CAMARA DOS DEPUTADOS – “Baixo índice de matrículas na Educação de Jovens e Adultos entre presos brasileiros é discutido em audiência pública”

Na terça-feira (17), a Comissão de Direitos Humanos da Câmara dos Deputados realizou uma audiência pública para discutir a baixa oferta de educação nos presídios brasileiros. De acordo com os dados apresentados durante a reunião, apenas 15% dos presos estão matriculados na Educação de Jovens e Adultos, mesmo que quase metade deles (47%) não tenha concluído o ensino fundamental.

O deputado Luiz Couto (PT-PB) conduziu a reunião e ressaltou a importância de encontrar mecanismos que possam ampliar a oferta educacional dentro do sistema penitenciário. Ele destacou que a educação é essencial para que as pessoas possam acessar seus direitos, não bastando apenas o reconhecimento legal.

● **ENUNCIADO**:
De acordo com o texto fornecido, qual porcentagem dos presos brasileiros está matriculada na Educação de Jovens e Adultos?

● **MATERIAL FORNECIDO**:
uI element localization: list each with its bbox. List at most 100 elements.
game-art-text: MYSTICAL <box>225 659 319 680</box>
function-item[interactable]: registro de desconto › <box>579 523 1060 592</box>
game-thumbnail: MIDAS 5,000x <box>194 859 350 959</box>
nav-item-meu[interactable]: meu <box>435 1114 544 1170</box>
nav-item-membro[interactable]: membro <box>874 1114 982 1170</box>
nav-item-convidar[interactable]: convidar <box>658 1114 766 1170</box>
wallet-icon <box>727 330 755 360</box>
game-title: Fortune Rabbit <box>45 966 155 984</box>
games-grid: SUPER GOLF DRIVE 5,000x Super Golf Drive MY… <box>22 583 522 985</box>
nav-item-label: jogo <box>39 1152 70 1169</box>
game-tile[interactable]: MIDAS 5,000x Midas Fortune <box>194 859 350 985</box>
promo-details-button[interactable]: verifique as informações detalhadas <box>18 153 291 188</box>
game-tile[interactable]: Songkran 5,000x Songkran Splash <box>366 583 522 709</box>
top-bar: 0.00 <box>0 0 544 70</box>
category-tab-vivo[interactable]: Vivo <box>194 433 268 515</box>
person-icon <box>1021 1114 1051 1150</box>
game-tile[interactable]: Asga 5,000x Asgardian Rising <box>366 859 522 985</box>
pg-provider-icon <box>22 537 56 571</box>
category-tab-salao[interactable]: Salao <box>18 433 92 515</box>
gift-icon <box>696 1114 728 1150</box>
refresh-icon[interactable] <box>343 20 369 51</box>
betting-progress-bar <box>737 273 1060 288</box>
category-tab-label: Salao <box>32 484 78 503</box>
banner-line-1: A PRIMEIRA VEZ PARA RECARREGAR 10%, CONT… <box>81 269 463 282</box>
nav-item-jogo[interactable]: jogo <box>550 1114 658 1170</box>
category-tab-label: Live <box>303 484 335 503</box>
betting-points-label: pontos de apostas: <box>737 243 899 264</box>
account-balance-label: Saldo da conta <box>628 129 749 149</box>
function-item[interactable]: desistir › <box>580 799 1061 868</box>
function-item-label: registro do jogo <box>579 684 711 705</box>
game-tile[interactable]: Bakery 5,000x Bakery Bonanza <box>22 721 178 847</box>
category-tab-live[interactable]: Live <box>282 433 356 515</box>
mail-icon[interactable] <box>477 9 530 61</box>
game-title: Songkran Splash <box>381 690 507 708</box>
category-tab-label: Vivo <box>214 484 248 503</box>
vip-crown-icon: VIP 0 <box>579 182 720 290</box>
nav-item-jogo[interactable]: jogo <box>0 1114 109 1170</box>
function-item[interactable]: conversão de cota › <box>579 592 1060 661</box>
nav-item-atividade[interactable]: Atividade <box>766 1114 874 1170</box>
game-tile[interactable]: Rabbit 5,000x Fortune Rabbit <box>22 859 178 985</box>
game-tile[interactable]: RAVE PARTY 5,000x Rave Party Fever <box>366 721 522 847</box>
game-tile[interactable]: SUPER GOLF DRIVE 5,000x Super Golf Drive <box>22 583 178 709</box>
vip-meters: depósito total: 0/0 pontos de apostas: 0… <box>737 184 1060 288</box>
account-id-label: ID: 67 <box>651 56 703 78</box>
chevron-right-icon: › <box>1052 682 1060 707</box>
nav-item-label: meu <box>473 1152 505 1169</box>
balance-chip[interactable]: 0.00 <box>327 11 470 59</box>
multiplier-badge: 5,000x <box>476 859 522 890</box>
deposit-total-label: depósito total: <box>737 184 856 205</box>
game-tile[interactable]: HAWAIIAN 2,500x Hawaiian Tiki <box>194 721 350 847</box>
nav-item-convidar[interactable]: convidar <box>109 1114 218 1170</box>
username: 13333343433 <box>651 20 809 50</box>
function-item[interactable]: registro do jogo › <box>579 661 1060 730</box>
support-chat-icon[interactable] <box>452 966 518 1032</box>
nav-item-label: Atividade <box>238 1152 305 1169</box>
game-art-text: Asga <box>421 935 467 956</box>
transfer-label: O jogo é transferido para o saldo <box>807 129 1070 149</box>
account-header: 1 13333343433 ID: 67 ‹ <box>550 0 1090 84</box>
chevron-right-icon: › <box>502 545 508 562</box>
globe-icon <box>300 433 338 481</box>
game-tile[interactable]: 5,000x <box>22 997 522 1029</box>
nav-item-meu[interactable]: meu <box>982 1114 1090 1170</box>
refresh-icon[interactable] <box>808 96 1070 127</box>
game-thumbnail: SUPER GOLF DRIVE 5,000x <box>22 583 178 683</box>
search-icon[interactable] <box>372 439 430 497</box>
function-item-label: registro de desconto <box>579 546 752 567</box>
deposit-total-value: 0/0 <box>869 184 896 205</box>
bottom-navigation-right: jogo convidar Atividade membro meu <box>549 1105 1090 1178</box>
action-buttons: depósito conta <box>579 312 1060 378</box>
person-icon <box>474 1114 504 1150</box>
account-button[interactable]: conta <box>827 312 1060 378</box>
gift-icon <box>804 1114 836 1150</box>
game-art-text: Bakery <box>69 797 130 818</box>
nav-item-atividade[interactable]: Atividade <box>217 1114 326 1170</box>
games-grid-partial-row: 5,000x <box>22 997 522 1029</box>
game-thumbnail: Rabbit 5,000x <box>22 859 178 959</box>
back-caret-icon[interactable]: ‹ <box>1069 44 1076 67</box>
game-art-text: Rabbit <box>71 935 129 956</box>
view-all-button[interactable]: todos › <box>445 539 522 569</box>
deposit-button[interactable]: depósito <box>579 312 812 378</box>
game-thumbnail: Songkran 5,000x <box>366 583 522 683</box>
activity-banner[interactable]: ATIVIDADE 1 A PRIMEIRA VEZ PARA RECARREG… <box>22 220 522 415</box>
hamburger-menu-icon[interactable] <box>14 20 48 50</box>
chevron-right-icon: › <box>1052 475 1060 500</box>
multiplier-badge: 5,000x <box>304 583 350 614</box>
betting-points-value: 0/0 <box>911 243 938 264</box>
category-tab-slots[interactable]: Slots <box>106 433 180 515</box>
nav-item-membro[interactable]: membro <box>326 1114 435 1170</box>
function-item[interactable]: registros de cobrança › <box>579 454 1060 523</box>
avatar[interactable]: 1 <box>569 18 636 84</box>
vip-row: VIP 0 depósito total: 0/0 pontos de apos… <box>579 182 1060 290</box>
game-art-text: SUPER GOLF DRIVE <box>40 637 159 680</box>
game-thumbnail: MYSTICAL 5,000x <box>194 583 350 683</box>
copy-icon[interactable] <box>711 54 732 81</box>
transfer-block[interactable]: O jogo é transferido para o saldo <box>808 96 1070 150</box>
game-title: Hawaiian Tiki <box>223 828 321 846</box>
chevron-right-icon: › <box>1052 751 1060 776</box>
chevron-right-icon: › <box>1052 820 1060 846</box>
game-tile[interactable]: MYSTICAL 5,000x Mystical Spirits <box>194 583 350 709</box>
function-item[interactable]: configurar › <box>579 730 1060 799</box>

● **RESOLUÇÃO**:
Apenas 15% dos presos.